▶ [What you need to do]: Wherever the word "cookies" appears in the entries, copy the whole line.

▶ [Records provided]:
══════════
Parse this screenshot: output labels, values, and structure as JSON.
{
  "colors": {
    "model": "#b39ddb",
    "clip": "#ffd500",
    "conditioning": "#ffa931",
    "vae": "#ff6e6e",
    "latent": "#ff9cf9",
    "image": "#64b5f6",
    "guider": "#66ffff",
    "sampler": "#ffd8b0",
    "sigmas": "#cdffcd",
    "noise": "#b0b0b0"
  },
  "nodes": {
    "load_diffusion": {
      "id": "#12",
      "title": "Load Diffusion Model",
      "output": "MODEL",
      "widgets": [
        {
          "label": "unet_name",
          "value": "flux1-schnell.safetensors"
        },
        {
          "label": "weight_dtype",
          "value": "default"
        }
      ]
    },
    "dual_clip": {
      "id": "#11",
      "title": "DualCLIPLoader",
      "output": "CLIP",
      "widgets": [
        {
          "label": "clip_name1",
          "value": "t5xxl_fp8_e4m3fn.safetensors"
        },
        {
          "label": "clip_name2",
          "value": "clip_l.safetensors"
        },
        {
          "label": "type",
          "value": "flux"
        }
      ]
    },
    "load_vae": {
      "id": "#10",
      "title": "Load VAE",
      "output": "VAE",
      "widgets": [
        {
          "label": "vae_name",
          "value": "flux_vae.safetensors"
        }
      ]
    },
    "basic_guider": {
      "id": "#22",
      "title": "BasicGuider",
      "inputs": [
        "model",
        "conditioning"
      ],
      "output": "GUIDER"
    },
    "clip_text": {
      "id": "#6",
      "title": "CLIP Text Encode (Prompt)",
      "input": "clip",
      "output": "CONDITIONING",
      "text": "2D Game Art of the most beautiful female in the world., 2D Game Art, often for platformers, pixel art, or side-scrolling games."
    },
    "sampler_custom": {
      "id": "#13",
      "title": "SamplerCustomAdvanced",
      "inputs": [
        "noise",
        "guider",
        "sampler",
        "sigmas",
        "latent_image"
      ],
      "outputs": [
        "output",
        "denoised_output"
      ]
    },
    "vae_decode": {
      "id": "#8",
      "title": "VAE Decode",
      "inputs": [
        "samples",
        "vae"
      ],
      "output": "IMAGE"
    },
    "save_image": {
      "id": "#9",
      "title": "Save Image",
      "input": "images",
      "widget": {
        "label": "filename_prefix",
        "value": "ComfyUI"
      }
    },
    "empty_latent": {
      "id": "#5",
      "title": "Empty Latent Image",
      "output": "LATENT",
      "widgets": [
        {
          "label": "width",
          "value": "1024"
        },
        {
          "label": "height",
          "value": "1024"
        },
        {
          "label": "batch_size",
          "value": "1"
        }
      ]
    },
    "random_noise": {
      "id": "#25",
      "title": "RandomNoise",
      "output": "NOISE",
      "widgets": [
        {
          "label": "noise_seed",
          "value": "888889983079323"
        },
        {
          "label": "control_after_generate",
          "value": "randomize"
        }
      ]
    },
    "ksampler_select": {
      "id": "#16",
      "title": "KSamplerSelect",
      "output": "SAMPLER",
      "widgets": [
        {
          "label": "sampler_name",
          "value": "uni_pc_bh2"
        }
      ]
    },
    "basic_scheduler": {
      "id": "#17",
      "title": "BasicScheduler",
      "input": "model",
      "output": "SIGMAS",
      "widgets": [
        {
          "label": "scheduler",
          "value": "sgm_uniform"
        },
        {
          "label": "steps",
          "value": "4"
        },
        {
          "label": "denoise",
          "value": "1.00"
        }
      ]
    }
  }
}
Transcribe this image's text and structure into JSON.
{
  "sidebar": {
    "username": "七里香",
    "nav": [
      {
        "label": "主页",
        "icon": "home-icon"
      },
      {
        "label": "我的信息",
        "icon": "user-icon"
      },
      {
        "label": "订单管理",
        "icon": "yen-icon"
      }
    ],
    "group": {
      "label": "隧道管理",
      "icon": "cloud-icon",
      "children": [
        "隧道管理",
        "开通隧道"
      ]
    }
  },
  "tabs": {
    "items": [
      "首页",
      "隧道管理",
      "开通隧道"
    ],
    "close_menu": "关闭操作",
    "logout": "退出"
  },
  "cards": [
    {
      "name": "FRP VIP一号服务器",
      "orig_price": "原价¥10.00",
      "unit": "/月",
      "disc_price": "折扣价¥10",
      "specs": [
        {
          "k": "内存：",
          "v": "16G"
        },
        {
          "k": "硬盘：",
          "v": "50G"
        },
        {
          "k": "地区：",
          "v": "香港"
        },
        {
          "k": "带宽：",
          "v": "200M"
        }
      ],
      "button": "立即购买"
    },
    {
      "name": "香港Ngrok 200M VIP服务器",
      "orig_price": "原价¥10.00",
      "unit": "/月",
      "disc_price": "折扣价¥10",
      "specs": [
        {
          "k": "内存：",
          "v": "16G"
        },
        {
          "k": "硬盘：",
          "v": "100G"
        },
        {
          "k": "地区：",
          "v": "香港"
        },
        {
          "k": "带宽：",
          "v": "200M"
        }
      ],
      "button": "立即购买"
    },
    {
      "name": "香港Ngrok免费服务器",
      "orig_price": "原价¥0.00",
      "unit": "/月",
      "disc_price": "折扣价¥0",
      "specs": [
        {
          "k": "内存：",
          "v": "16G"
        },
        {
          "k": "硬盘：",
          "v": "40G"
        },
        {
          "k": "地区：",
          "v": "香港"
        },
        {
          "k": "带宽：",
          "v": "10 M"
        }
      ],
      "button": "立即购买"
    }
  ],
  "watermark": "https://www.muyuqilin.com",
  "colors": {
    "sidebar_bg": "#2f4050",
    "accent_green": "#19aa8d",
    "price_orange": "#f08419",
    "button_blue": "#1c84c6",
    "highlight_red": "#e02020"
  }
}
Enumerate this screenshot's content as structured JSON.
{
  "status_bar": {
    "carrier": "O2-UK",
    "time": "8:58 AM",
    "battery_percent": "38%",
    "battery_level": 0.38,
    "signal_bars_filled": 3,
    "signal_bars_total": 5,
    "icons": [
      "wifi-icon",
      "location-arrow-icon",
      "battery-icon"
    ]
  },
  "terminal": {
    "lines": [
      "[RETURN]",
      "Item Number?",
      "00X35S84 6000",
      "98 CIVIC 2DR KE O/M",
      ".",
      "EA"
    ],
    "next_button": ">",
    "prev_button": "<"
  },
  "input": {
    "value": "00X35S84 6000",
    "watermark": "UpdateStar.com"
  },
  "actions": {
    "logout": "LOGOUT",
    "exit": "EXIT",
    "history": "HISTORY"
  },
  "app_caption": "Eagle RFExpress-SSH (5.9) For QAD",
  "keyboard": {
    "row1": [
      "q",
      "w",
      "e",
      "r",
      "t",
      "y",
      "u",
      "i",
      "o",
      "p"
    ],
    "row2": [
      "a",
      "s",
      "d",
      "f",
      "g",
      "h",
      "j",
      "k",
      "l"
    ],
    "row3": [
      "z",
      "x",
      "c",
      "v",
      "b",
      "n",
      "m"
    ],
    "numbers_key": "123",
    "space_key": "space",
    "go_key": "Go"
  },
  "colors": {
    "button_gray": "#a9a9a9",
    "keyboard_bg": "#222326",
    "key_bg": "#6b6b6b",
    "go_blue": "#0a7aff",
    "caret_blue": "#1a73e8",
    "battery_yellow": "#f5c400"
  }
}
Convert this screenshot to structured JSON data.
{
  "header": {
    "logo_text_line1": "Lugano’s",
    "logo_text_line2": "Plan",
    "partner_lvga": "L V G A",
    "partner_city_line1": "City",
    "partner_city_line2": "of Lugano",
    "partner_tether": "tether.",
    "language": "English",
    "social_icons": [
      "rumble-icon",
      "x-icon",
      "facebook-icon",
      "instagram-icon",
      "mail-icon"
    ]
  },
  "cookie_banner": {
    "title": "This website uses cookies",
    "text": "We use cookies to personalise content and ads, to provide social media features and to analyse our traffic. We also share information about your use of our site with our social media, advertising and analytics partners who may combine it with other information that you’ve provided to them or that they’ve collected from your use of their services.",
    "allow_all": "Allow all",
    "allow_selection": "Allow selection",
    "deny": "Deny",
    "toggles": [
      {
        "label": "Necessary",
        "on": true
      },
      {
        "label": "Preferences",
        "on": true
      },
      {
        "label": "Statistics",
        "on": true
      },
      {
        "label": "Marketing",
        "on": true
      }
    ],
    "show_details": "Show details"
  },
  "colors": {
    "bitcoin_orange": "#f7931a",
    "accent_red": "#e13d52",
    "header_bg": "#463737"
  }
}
══════════
▶ [Answer]:
    "title": "This website uses cookies",
    "text": "We use cookies to personalise content and ads, to provide social media features and to analyse our traffic. We also share information about your use of our site with our social media, advertising and analytics partners who may combine it with other information that you’ve provided to them or that they’ve collected from your use of their services.",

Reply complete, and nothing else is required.